Stored records
-------
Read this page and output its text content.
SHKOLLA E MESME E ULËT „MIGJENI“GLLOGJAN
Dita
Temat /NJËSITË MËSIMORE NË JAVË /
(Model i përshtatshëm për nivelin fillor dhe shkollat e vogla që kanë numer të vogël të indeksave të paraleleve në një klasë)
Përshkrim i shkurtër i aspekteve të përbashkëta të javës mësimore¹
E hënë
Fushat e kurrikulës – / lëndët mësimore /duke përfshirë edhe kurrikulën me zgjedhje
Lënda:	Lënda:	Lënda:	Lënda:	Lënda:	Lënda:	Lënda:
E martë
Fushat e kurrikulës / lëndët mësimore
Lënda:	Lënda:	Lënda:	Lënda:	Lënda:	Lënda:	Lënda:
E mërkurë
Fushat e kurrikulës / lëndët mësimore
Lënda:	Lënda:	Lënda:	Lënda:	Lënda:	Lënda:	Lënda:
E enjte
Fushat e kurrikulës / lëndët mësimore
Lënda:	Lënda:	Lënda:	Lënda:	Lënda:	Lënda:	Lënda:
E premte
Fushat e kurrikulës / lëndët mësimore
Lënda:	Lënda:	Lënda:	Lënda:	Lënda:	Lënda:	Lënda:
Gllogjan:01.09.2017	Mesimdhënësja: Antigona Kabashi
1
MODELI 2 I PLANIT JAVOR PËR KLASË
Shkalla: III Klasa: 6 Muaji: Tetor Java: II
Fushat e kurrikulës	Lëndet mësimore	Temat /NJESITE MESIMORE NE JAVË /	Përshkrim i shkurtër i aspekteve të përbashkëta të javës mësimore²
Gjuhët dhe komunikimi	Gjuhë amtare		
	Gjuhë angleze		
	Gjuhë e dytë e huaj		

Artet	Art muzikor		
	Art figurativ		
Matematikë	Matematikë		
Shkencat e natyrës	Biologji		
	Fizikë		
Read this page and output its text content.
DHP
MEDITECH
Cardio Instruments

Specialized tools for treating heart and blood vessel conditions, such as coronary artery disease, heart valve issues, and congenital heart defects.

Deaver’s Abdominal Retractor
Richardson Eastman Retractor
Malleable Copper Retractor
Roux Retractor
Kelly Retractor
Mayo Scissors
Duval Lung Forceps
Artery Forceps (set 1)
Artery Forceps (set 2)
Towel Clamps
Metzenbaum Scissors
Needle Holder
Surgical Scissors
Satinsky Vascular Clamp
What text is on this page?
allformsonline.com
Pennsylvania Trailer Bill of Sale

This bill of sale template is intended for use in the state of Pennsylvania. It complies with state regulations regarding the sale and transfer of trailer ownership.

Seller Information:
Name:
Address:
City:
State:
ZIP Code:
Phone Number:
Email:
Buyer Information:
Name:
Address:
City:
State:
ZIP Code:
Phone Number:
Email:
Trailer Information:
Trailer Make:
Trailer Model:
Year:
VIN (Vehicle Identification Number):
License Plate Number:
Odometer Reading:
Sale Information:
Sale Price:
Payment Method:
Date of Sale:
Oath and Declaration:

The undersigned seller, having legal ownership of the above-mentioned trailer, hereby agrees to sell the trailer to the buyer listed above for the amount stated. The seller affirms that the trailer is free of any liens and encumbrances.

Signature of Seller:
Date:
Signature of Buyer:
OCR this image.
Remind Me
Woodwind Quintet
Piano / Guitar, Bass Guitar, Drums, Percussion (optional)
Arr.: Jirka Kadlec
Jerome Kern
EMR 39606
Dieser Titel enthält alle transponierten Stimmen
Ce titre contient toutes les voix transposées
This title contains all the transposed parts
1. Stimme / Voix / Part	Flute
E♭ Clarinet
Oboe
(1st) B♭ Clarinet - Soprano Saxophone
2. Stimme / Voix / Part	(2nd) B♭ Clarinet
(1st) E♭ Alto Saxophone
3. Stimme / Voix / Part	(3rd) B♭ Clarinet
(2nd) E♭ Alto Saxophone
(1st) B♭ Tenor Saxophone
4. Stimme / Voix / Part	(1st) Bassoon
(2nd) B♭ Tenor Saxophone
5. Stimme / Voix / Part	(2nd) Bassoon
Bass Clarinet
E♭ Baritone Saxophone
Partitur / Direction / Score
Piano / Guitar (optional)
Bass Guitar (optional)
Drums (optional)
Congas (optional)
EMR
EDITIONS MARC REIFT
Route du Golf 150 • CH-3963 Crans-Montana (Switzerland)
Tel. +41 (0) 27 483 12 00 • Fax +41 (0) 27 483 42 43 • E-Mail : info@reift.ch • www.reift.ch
-------
» Aim
Each entry above is to be printed again exactly.

» Output of the task
Read this page and output its text content.
SHKOLLA E MESME E ULËT „MIGJENI“GLLOGJAN
Dita
Temat /NJËSITË MËSIMORE NË JAVË /
(Model i përshtatshëm për nivelin fillor dhe shkollat e vogla që kanë numer të vogël të indeksave të paraleleve në një klasë)
Përshkrim i shkurtër i aspekteve të përbashkëta të javës mësimore¹
E hënë
Fushat e kurrikulës – / lëndët mësimore /duke përfshirë edhe kurrikulën me zgjedhje
Lënda:	Lënda:	Lënda:	Lënda:	Lënda:	Lënda:	Lënda:
E martë
Fushat e kurrikulës / lëndët mësimore
Lënda:	Lënda:	Lënda:	Lënda:	Lënda:	Lënda:	Lënda:
E mërkurë
Fushat e kurrikulës / lëndët mësimore
Lënda:	Lënda:	Lënda:	Lënda:	Lënda:	Lënda:	Lënda:
E enjte
Fushat e kurrikulës / lëndët mësimore
Lënda:	Lënda:	Lënda:	Lënda:	Lënda:	Lënda:	Lënda:
E premte
Fushat e kurrikulës / lëndët mësimore
Lënda:	Lënda:	Lënda:	Lënda:	Lënda:	Lënda:	Lënda:
Gllogjan:01.09.2017	Mesimdhënësja: Antigona Kabashi
1
MODELI 2 I PLANIT JAVOR PËR KLASË
Shkalla: III Klasa: 6 Muaji: Tetor Java: II
Fushat e kurrikulës	Lëndet mësimore	Temat /NJESITE MESIMORE NE JAVË /	Përshkrim i shkurtër i aspekteve të përbashkëta të javës mësimore²
Gjuhët dhe komunikimi	Gjuhë amtare		
	Gjuhë angleze		
	Gjuhë e dytë e huaj		

Artet	Art muzikor		
	Art figurativ		
Matematikë	Matematikë		
Shkencat e natyrës	Biologji		
	Fizikë		
Read this page and output its text content.
DHP
MEDITECH
Cardio Instruments

Specialized tools for treating heart and blood vessel conditions, such as coronary artery disease, heart valve issues, and congenital heart defects.

Deaver’s Abdominal Retractor
Richardson Eastman Retractor
Malleable Copper Retractor
Roux Retractor
Kelly Retractor
Mayo Scissors
Duval Lung Forceps
Artery Forceps (set 1)
Artery Forceps (set 2)
Towel Clamps
Metzenbaum Scissors
Needle Holder
Surgical Scissors
Satinsky Vascular Clamp
What text is on this page?
allformsonline.com
Pennsylvania Trailer Bill of Sale

This bill of sale template is intended for use in the state of Pennsylvania. It complies with state regulations regarding the sale and transfer of trailer ownership.

Seller Information:
Name:
Address:
City:
State:
ZIP Code:
Phone Number:
Email:
Buyer Information:
Name:
Address:
City:
State:
ZIP Code:
Phone Number:
Email:
Trailer Information:
Trailer Make:
Trailer Model:
Year:
VIN (Vehicle Identification Number):
License Plate Number:
Odometer Reading:
Sale Information:
Sale Price:
Payment Method:
Date of Sale:
Oath and Declaration:

The undersigned seller, having legal ownership of the above-mentioned trailer, hereby agrees to sell the trailer to the buyer listed above for the amount stated. The seller affirms that the trailer is free of any liens and encumbrances.

Signature of Seller:
Date:
Signature of Buyer:
OCR this image.
Remind Me
Woodwind Quintet
Piano / Guitar, Bass Guitar, Drums, Percussion (optional)
Arr.: Jirka Kadlec
Jerome Kern
EMR 39606
Dieser Titel enthält alle transponierten Stimmen
Ce titre contient toutes les voix transposées
This title contains all the transposed parts
1. Stimme / Voix / Part	Flute
E♭ Clarinet
Oboe
(1st) B♭ Clarinet - Soprano Saxophone
2. Stimme / Voix / Part	(2nd) B♭ Clarinet
(1st) E♭ Alto Saxophone
3. Stimme / Voix / Part	(3rd) B♭ Clarinet
(2nd) E♭ Alto Saxophone
(1st) B♭ Tenor Saxophone
4. Stimme / Voix / Part	(1st) Bassoon
(2nd) B♭ Tenor Saxophone
5. Stimme / Voix / Part	(2nd) Bassoon
Bass Clarinet
E♭ Baritone Saxophone
Partitur / Direction / Score
Piano / Guitar (optional)
Bass Guitar (optional)
Drums (optional)
Congas (optional)
EMR
EDITIONS MARC REIFT
Route du Golf 150 • CH-3963 Crans-Montana (Switzerland)
Tel. +41 (0) 27 483 12 00 • Fax +41 (0) 27 483 42 43 • E-Mail : info@reift.ch • www.reift.ch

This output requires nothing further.